## Exercise
In the text on spinal muscular atrophy, which animals have scientists used to develop models of the disease?

## Text for analysis
==============================
Physical therapy, occupational therapy, and rehabilitation may help to improve posture, prevent joint immobility, and slow muscle weakness and atrophy. Stretching and strengthening exercises may help reduce contractures, increase range of motion, and keeps circulation flowing. Some individuals require additional therapy for speech and swallowing difficulties. Assistive devices such as supports or braces, orthotics, speech synthesizers, and wheelchairs may be helpful to improve functional independence.
Proper nutrition and calories are essential to maintaining weight and strength, while avoiding prolonged fasting. People who cannot chew or swallow may require insertion of a feeding tube. Non-invasive ventilation at night can improve breathing during sleep, and some individuals also may require assisted ventilation during the day due to muscle weakness in the neck, throat, and chest.
What are the latest updates on spinal muscular atrophy?
The National Institute of Neurological Disorders and Stroke (NINDS), a component of the National Institutes of Health (NIH), conducts basic, translational, and clinical research on SMA in laboratories at the NIH and also supports research through grants to major medical institutions across the country.
Scientists have developed model systems in animals and cells to study disease processes and speed up the testing of potential therapies, including the following:
- Gene therapy and specific drugs have been shown to halt motor neuron destruction and slow disease progression in mouse models and individuals with SMA. NINDS supports research to establish these methods and to provide a path toward clinical tests. Clinical trials for gene therapy in SMA are ongoing.
- Animal models of SMA represent critical tools in discovering and developing new therapies for SMA. Scientists developed zebrafish, mouse, and pig models, including models of less severe SMA types 2 and 3, which may greatly aid the identification of new therapeutic targets and candidate therapies.
Additionally, NIH-supported scientists have collected data on pre-symptomatic or recently diagnosed children with SMA types I, II, or III, and their healthy siblings. The goal of this study is to provide counselling and education to parents about possible clinical trial opportunities.
==============================
## Information provided
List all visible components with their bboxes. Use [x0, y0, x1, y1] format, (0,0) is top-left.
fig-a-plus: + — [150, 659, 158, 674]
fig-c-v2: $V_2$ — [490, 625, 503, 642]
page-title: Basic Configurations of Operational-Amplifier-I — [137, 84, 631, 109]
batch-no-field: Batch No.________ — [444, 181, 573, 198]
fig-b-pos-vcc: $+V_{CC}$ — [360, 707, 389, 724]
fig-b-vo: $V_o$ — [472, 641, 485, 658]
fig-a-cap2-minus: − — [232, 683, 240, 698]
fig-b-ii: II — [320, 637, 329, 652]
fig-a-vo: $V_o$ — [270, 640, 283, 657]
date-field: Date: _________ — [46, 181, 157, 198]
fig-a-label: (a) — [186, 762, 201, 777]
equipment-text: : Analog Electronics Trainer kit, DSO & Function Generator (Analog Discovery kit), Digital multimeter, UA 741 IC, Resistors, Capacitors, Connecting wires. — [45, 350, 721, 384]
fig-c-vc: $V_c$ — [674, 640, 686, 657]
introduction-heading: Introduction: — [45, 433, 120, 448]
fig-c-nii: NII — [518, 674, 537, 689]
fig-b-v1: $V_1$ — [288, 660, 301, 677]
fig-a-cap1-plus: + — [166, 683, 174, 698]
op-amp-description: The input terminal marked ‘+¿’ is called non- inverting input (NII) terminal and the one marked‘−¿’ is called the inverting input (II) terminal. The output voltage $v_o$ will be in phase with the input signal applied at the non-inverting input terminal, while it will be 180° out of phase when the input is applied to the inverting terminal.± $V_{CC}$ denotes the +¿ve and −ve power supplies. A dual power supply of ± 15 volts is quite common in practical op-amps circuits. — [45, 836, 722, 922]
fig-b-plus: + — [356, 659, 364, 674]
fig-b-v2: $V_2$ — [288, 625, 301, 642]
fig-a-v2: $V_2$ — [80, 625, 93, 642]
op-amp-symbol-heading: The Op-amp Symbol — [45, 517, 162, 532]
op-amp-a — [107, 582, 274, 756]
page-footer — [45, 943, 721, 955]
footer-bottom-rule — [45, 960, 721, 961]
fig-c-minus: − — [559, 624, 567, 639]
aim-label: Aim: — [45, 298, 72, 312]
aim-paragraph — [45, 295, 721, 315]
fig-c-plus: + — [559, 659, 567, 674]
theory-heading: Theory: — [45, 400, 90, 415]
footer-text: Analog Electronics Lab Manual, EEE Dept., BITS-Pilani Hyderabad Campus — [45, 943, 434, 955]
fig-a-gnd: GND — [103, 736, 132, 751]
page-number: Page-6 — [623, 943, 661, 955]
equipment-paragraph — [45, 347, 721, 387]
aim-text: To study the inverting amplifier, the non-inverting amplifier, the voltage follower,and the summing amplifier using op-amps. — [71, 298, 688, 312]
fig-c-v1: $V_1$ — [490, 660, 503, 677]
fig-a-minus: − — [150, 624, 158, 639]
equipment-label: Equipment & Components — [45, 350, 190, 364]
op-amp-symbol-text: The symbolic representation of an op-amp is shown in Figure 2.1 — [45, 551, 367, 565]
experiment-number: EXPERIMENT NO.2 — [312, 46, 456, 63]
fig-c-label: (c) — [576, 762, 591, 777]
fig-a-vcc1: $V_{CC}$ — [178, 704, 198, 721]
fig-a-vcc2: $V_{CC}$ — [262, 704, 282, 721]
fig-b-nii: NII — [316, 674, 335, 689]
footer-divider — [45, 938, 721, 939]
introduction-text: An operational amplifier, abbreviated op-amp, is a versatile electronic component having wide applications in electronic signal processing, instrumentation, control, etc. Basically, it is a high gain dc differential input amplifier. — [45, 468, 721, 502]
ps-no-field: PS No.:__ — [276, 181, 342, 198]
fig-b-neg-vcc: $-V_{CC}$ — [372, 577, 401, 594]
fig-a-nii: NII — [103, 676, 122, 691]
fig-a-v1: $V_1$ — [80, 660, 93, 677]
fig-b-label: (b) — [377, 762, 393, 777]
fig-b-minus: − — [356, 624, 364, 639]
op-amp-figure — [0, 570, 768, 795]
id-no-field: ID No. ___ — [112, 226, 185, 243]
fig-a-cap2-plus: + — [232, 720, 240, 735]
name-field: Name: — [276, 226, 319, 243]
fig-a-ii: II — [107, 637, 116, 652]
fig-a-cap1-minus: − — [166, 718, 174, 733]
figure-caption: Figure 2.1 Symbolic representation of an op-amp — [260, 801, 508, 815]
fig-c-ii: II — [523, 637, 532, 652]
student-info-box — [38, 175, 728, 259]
==============================
## Solution below
Zebrafish, mice, and pigs.